__Task input__
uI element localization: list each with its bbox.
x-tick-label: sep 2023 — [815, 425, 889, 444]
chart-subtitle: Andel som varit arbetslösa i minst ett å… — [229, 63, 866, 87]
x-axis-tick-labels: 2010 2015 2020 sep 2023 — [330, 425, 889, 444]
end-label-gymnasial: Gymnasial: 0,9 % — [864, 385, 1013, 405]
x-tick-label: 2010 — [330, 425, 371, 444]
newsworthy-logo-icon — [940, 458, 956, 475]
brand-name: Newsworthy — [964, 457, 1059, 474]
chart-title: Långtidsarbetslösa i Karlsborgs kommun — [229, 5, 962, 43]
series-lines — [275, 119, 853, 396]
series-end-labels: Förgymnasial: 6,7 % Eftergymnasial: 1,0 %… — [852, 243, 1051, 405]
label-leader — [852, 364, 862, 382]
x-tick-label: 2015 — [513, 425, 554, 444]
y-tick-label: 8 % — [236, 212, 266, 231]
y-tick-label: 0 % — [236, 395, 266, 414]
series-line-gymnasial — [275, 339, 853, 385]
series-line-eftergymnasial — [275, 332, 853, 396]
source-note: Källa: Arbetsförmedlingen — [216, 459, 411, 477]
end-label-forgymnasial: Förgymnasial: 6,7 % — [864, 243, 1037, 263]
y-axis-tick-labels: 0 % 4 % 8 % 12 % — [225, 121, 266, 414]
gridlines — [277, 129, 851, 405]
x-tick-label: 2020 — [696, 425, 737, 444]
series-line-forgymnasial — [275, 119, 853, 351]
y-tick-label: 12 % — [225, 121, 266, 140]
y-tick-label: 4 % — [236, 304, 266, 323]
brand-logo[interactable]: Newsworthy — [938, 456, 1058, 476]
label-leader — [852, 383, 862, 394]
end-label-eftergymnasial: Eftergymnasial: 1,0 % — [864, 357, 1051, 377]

__Goal of the exercise__
Count the lines in the items above that contain the string "series". Case matters. Reply with the number alone.

__Correct response__
5